[Stored entries]
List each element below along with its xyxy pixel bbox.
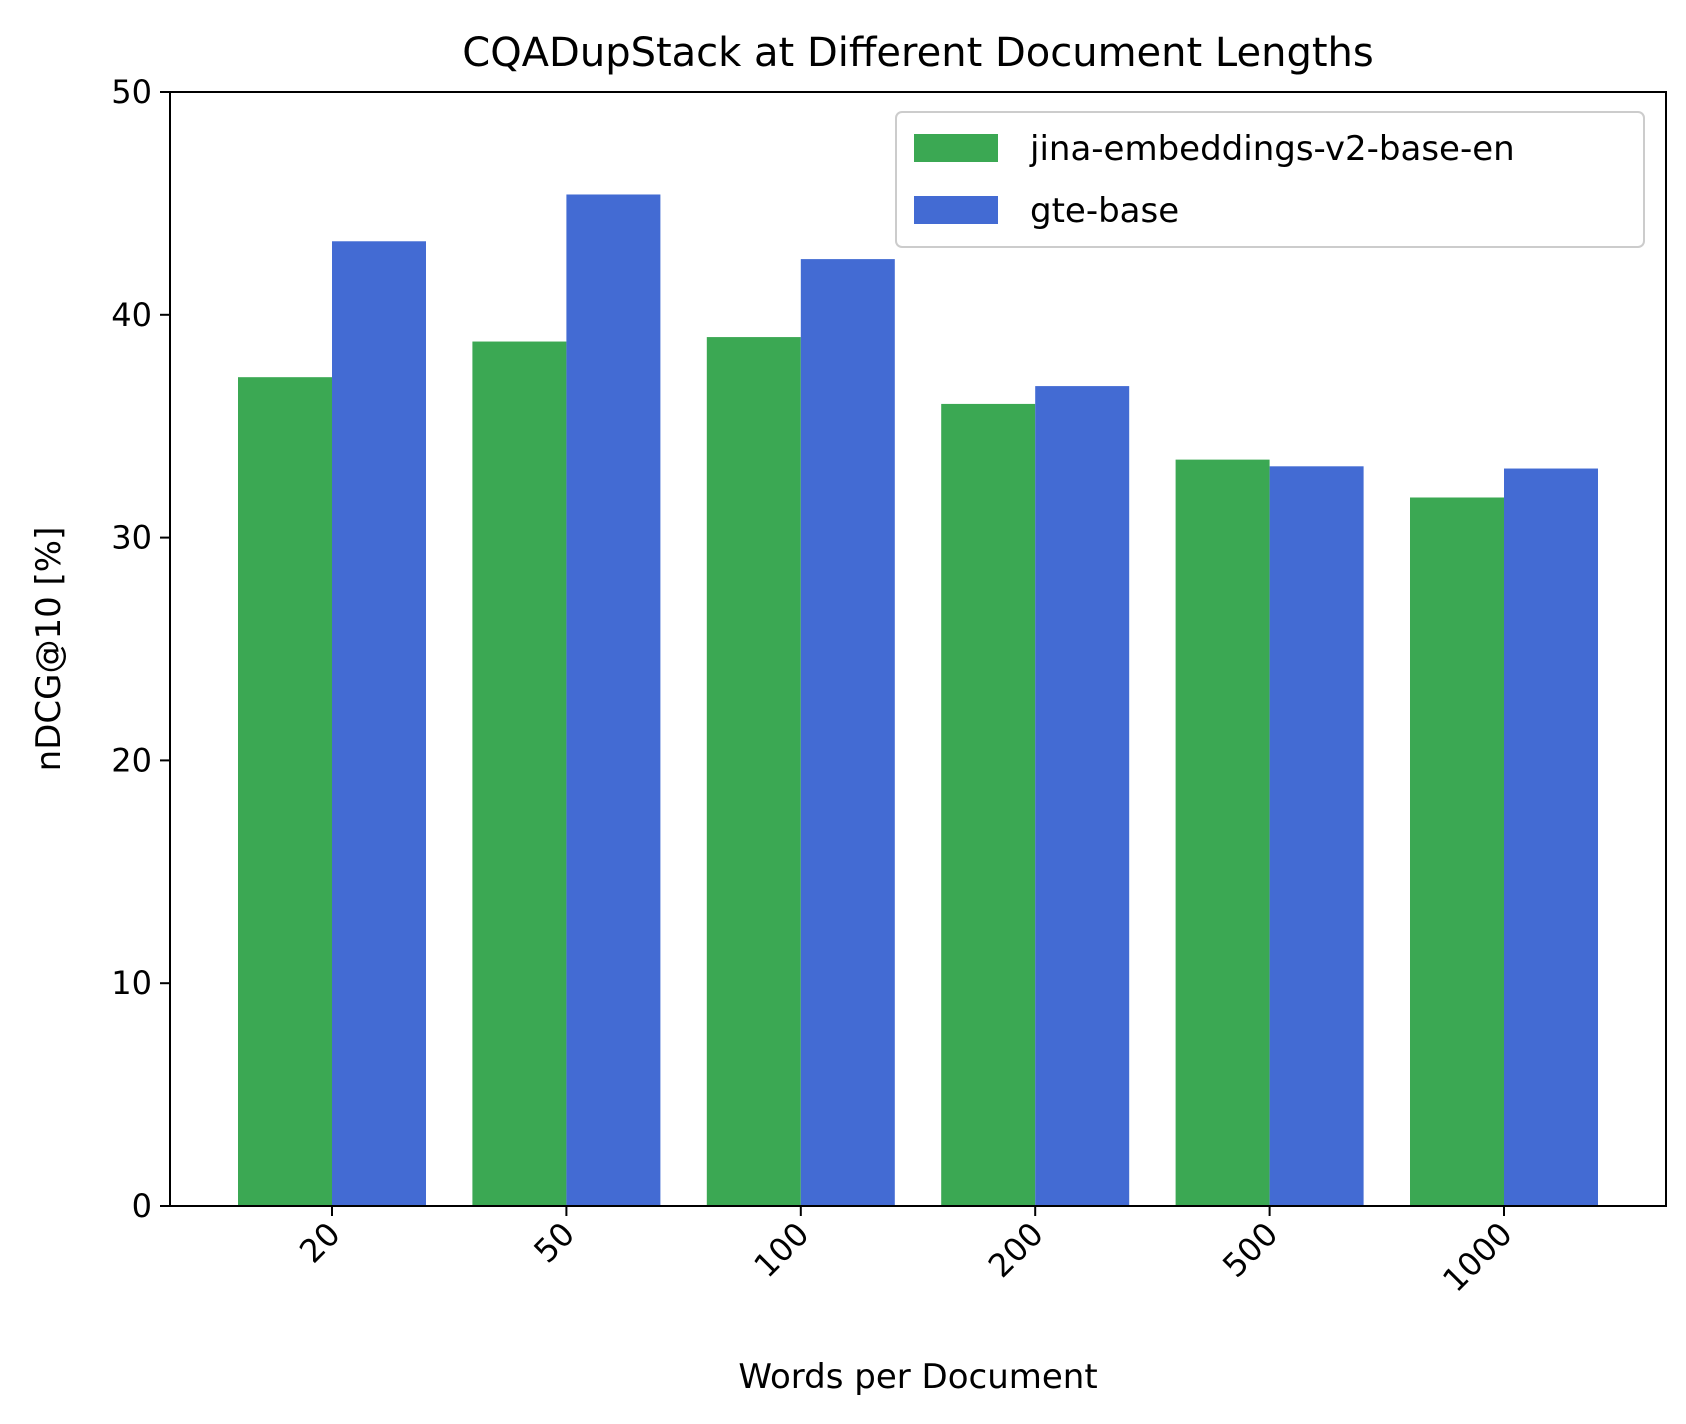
y-axis-label: nDCG@10 [%] [29,527,69,772]
bar-s0-200 [941,403,1036,1206]
chart-title: CQADupStack at Different Document Length… [462,30,1373,76]
bar-s1-50 [566,194,661,1206]
x-tick-label-500: 500 [1215,1215,1285,1285]
x-axis: 20 50 100 200 500 1000 [292,1206,1520,1299]
x-tick-label-1000: 1000 [1435,1215,1519,1299]
legend-label-jina: jina-embeddings-v2-base-en [1029,129,1515,169]
bar-s1-20 [332,241,426,1206]
bar-s1-100 [800,259,895,1207]
bar-s0-500 [1175,459,1270,1206]
x-tick-label-50: 50 [526,1215,582,1271]
bar-s1-200 [1035,386,1130,1206]
legend-frame [895,111,1645,248]
bar-s0-1000 [1410,497,1504,1207]
y-tick-label-0: 0 [132,1187,152,1225]
y-tick-label-50: 50 [111,73,152,111]
x-tick-label-20: 20 [292,1215,348,1271]
legend-label-gte: gte-base [1030,191,1179,231]
x-tick-label-100: 100 [746,1215,816,1285]
legend-swatch-jina [914,134,998,162]
y-tick-label-30: 30 [111,519,152,557]
legend-swatch-gte [914,196,998,224]
bar-s1-1000 [1504,468,1598,1207]
plot-frame [169,91,1667,1207]
bars-layer [238,194,1598,1207]
bar-s1-500 [1269,466,1364,1207]
y-tick-label-40: 40 [111,296,152,334]
bar-s0-20 [238,377,332,1207]
y-tick-label-10: 10 [111,964,152,1002]
bar-s0-100 [706,337,801,1207]
legend: jina-embeddings-v2-base-en gte-base [895,111,1645,248]
bar-s0-50 [472,341,567,1206]
x-tick-label-200: 200 [981,1215,1051,1285]
y-axis: 0 10 20 30 40 50 [111,73,170,1225]
x-axis-label: Words per Document [738,1357,1097,1397]
y-tick-label-20: 20 [111,741,152,779]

## [Direction]
Reproduce every one of the items above verbatim, and leave the picture out of your answer.

## [Complete answer]
List each element below along with its xyxy pixel bbox.
y-axis-label: nDCG@10 [%] [29,527,69,772]
bar-s0-200 [941,403,1036,1206]
chart-title: CQADupStack at Different Document Length… [462,30,1373,76]
bar-s1-50 [566,194,661,1206]
x-tick-label-500: 500 [1215,1215,1285,1285]
x-axis: 20 50 100 200 500 1000 [292,1206,1520,1299]
x-tick-label-1000: 1000 [1435,1215,1519,1299]
legend-label-jina: jina-embeddings-v2-base-en [1029,129,1515,169]
bar-s1-20 [332,241,426,1206]
bar-s1-100 [800,259,895,1207]
bar-s0-500 [1175,459,1270,1206]
x-tick-label-50: 50 [526,1215,582,1271]
bar-s1-200 [1035,386,1130,1206]
legend-frame [895,111,1645,248]
bar-s0-1000 [1410,497,1504,1207]
y-tick-label-0: 0 [132,1187,152,1225]
y-tick-label-50: 50 [111,73,152,111]
x-tick-label-20: 20 [292,1215,348,1271]
legend-label-gte: gte-base [1030,191,1179,231]
x-tick-label-100: 100 [746,1215,816,1285]
legend-swatch-jina [914,134,998,162]
y-tick-label-30: 30 [111,519,152,557]
legend-swatch-gte [914,196,998,224]
bar-s1-1000 [1504,468,1598,1207]
plot-frame [169,91,1667,1207]
bars-layer [238,194,1598,1207]
bar-s1-500 [1269,466,1364,1207]
y-tick-label-40: 40 [111,296,152,334]
bar-s0-20 [238,377,332,1207]
y-tick-label-10: 10 [111,964,152,1002]
bar-s0-100 [706,337,801,1207]
legend: jina-embeddings-v2-base-en gte-base [895,111,1645,248]
bar-s0-50 [472,341,567,1206]
x-tick-label-200: 200 [981,1215,1051,1285]
y-axis: 0 10 20 30 40 50 [111,73,170,1225]
x-axis-label: Words per Document [738,1357,1097,1397]
y-tick-label-20: 20 [111,741,152,779]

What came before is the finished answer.